SET PROBLEM: Repeat the entire listing exactly as written.

DATA FOR THIS EXERCISE:
┏━━

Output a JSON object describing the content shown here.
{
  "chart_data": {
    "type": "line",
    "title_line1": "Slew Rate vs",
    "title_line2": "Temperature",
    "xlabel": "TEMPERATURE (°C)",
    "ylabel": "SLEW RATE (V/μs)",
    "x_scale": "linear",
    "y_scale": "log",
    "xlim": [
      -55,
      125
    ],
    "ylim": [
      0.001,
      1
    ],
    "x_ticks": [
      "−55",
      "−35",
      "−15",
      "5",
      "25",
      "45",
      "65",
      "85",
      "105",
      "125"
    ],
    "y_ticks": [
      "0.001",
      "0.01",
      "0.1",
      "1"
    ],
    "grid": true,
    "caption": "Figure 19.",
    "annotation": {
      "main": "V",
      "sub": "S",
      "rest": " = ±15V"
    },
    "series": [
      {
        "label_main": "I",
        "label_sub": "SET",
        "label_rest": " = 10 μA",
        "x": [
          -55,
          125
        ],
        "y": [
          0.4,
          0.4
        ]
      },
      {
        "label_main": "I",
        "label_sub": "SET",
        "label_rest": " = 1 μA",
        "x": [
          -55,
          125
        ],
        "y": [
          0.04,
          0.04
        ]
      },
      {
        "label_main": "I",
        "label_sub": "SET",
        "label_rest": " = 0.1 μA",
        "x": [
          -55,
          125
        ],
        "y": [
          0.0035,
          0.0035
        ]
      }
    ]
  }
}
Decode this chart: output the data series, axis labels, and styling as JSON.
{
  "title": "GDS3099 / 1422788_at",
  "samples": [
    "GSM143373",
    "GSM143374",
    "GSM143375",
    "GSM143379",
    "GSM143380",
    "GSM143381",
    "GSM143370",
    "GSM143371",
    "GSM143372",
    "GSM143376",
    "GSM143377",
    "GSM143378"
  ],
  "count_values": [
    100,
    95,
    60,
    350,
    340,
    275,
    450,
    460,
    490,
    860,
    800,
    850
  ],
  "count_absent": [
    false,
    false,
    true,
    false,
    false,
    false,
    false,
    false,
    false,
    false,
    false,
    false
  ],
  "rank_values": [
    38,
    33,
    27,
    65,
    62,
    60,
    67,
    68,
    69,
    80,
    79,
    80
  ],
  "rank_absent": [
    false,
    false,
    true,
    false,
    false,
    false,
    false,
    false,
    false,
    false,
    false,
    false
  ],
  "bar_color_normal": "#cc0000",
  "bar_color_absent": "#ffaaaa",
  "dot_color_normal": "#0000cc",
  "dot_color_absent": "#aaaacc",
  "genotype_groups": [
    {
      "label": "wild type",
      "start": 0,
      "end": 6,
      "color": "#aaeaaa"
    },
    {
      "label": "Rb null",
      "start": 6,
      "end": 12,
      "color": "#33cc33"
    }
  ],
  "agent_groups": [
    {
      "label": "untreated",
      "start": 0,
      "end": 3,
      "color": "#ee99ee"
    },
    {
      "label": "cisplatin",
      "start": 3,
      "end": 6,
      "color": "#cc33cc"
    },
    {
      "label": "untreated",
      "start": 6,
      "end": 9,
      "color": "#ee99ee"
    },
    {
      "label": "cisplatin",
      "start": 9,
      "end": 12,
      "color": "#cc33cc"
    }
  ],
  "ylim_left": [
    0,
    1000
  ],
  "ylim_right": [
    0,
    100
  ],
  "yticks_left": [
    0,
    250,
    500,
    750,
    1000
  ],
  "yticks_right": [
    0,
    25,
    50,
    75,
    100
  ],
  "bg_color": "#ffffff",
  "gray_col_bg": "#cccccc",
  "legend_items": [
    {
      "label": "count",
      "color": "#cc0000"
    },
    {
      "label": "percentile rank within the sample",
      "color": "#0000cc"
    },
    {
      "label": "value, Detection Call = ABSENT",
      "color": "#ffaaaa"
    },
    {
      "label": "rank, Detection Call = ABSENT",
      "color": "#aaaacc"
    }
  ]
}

┗━━

TASK OUTPUT:
Output a JSON object describing the content shown here.
{
  "chart_data": {
    "type": "line",
    "title_line1": "Slew Rate vs",
    "title_line2": "Temperature",
    "xlabel": "TEMPERATURE (°C)",
    "ylabel": "SLEW RATE (V/μs)",
    "x_scale": "linear",
    "y_scale": "log",
    "xlim": [
      -55,
      125
    ],
    "ylim": [
      0.001,
      1
    ],
    "x_ticks": [
      "−55",
      "−35",
      "−15",
      "5",
      "25",
      "45",
      "65",
      "85",
      "105",
      "125"
    ],
    "y_ticks": [
      "0.001",
      "0.01",
      "0.1",
      "1"
    ],
    "grid": true,
    "caption": "Figure 19.",
    "annotation": {
      "main": "V",
      "sub": "S",
      "rest": " = ±15V"
    },
    "series": [
      {
        "label_main": "I",
        "label_sub": "SET",
        "label_rest": " = 10 μA",
        "x": [
          -55,
          125
        ],
        "y": [
          0.4,
          0.4
        ]
      },
      {
        "label_main": "I",
        "label_sub": "SET",
        "label_rest": " = 1 μA",
        "x": [
          -55,
          125
        ],
        "y": [
          0.04,
          0.04
        ]
      },
      {
        "label_main": "I",
        "label_sub": "SET",
        "label_rest": " = 0.1 μA",
        "x": [
          -55,
          125
        ],
        "y": [
          0.0035,
          0.0035
        ]
      }
    ]
  }
}
Decode this chart: output the data series, axis labels, and styling as JSON.
{
  "title": "GDS3099 / 1422788_at",
  "samples": [
    "GSM143373",
    "GSM143374",
    "GSM143375",
    "GSM143379",
    "GSM143380",
    "GSM143381",
    "GSM143370",
    "GSM143371",
    "GSM143372",
    "GSM143376",
    "GSM143377",
    "GSM143378"
  ],
  "count_values": [
    100,
    95,
    60,
    350,
    340,
    275,
    450,
    460,
    490,
    860,
    800,
    850
  ],
  "count_absent": [
    false,
    false,
    true,
    false,
    false,
    false,
    false,
    false,
    false,
    false,
    false,
    false
  ],
  "rank_values": [
    38,
    33,
    27,
    65,
    62,
    60,
    67,
    68,
    69,
    80,
    79,
    80
  ],
  "rank_absent": [
    false,
    false,
    true,
    false,
    false,
    false,
    false,
    false,
    false,
    false,
    false,
    false
  ],
  "bar_color_normal": "#cc0000",
  "bar_color_absent": "#ffaaaa",
  "dot_color_normal": "#0000cc",
  "dot_color_absent": "#aaaacc",
  "genotype_groups": [
    {
      "label": "wild type",
      "start": 0,
      "end": 6,
      "color": "#aaeaaa"
    },
    {
      "label": "Rb null",
      "start": 6,
      "end": 12,
      "color": "#33cc33"
    }
  ],
  "agent_groups": [
    {
      "label": "untreated",
      "start": 0,
      "end": 3,
      "color": "#ee99ee"
    },
    {
      "label": "cisplatin",
      "start": 3,
      "end": 6,
      "color": "#cc33cc"
    },
    {
      "label": "untreated",
      "start": 6,
      "end": 9,
      "color": "#ee99ee"
    },
    {
      "label": "cisplatin",
      "start": 9,
      "end": 12,
      "color": "#cc33cc"
    }
  ],
  "ylim_left": [
    0,
    1000
  ],
  "ylim_right": [
    0,
    100
  ],
  "yticks_left": [
    0,
    250,
    500,
    750,
    1000
  ],
  "yticks_right": [
    0,
    25,
    50,
    75,
    100
  ],
  "bg_color": "#ffffff",
  "gray_col_bg": "#cccccc",
  "legend_items": [
    {
      "label": "count",
      "color": "#cc0000"
    },
    {
      "label": "percentile rank within the sample",
      "color": "#0000cc"
    },
    {
      "label": "value, Detection Call = ABSENT",
      "color": "#ffaaaa"
    },
    {
      "label": "rank, Detection Call = ABSENT",
      "color": "#aaaacc"
    }
  ]
}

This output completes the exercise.